The exercise:
Reproduce everything from the start of the rows below down to the line containing "language-option-japanese[interactable]: 日本語 <box>6", including both ends.

Material for this exercise:
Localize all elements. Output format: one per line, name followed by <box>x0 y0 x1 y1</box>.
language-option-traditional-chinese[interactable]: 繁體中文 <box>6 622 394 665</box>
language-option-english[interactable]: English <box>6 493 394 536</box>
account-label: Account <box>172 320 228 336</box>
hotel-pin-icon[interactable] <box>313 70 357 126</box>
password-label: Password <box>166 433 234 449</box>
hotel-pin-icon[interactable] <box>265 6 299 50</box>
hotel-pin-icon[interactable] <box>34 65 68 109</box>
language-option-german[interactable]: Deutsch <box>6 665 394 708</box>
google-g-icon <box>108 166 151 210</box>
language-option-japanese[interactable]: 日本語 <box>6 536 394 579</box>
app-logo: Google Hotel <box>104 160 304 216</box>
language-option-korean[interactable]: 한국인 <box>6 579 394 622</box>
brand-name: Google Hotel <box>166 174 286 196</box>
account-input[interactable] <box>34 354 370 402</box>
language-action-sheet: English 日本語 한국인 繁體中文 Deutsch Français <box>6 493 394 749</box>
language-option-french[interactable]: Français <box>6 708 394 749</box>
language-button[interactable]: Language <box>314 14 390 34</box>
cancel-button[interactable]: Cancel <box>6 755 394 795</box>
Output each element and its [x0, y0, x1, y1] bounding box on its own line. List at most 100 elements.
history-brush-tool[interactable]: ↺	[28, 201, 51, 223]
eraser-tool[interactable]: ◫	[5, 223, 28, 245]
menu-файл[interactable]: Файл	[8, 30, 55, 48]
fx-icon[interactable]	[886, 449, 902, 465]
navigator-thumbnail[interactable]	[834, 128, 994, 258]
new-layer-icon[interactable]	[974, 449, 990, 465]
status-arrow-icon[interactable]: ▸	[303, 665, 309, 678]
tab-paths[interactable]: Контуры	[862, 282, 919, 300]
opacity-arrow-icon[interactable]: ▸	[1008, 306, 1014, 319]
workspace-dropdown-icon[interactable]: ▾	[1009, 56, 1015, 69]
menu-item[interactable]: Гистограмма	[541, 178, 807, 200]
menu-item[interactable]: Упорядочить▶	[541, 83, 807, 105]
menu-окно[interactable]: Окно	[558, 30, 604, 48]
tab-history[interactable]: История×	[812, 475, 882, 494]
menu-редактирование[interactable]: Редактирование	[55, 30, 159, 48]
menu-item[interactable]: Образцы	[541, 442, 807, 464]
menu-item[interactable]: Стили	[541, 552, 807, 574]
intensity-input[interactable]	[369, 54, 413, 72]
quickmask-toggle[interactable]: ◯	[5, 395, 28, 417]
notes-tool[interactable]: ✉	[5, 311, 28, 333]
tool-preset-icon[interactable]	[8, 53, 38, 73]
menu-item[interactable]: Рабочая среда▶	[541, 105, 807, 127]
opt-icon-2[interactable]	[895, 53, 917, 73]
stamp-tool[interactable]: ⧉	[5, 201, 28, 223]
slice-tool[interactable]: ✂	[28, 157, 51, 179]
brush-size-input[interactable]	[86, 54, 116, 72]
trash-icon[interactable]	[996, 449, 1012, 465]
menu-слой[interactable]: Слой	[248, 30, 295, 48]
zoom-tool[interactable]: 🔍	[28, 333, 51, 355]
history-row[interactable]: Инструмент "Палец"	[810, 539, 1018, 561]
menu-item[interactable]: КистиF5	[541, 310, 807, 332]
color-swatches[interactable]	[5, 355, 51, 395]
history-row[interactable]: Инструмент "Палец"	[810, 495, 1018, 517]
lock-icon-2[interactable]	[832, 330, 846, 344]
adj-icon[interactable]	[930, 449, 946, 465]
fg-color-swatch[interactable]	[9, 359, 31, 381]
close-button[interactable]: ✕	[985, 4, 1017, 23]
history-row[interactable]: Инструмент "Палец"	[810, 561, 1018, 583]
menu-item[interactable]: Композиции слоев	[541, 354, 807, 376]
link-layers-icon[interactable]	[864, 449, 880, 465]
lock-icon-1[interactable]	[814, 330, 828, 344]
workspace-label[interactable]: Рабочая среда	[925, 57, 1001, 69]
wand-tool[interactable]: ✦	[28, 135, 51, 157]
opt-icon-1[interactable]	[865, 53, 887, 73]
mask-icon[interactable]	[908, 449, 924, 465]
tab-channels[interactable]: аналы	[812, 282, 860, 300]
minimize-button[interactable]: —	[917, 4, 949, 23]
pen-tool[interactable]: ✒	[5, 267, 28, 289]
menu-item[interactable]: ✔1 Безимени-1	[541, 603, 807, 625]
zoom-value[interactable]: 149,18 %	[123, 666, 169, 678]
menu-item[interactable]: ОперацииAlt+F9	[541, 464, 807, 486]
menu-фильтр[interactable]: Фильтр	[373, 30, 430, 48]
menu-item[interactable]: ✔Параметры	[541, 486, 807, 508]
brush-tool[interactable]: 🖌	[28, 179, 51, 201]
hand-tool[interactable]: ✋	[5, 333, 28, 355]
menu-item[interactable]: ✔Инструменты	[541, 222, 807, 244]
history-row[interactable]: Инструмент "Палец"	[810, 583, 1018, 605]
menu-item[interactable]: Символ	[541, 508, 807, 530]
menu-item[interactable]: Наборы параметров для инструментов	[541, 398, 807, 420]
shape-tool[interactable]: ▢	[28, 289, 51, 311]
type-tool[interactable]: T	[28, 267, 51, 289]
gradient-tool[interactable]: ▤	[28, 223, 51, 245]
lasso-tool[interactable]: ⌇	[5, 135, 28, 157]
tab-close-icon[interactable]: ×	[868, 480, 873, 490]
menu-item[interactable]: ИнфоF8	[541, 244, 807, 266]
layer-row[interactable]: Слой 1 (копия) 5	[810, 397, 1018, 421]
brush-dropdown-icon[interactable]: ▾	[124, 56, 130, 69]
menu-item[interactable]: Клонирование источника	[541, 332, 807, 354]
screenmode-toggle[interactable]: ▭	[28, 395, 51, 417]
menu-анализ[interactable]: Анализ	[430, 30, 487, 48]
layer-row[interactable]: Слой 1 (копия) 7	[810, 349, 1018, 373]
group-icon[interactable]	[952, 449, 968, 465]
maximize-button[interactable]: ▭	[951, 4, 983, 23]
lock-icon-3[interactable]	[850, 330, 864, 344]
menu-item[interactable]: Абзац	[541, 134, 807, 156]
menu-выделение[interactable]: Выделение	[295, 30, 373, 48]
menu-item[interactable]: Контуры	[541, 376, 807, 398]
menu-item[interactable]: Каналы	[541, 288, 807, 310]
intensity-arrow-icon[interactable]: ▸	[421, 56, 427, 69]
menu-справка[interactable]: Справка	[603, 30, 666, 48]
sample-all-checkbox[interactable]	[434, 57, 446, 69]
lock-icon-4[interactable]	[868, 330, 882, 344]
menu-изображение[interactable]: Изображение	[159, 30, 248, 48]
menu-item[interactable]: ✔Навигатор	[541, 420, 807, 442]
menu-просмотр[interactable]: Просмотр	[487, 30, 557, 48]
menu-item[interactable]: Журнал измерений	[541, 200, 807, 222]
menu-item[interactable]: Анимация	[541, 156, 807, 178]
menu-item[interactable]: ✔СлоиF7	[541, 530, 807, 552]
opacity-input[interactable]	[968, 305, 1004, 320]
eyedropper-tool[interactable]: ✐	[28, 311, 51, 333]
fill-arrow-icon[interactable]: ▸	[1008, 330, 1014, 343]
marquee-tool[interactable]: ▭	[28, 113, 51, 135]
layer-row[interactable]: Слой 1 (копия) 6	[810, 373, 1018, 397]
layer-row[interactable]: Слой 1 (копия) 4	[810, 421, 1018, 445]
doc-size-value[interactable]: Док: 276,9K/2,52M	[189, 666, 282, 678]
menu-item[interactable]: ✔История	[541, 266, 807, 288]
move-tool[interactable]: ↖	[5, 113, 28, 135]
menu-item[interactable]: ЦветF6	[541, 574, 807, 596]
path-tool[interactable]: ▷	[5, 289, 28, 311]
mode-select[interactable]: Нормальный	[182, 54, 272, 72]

Reply to the task:
Localize all elements. Output format: one per line, name followed by <box>x0 y0 x1 y1</box>.
language-option-traditional-chinese[interactable]: 繁體中文 <box>6 622 394 665</box>
language-option-english[interactable]: English <box>6 493 394 536</box>
account-label: Account <box>172 320 228 336</box>
hotel-pin-icon[interactable] <box>313 70 357 126</box>
password-label: Password <box>166 433 234 449</box>
hotel-pin-icon[interactable] <box>265 6 299 50</box>
hotel-pin-icon[interactable] <box>34 65 68 109</box>
language-option-german[interactable]: Deutsch <box>6 665 394 708</box>
google-g-icon <box>108 166 151 210</box>
language-option-japanese[interactable]: 日本語 <box>6 536 394 579</box>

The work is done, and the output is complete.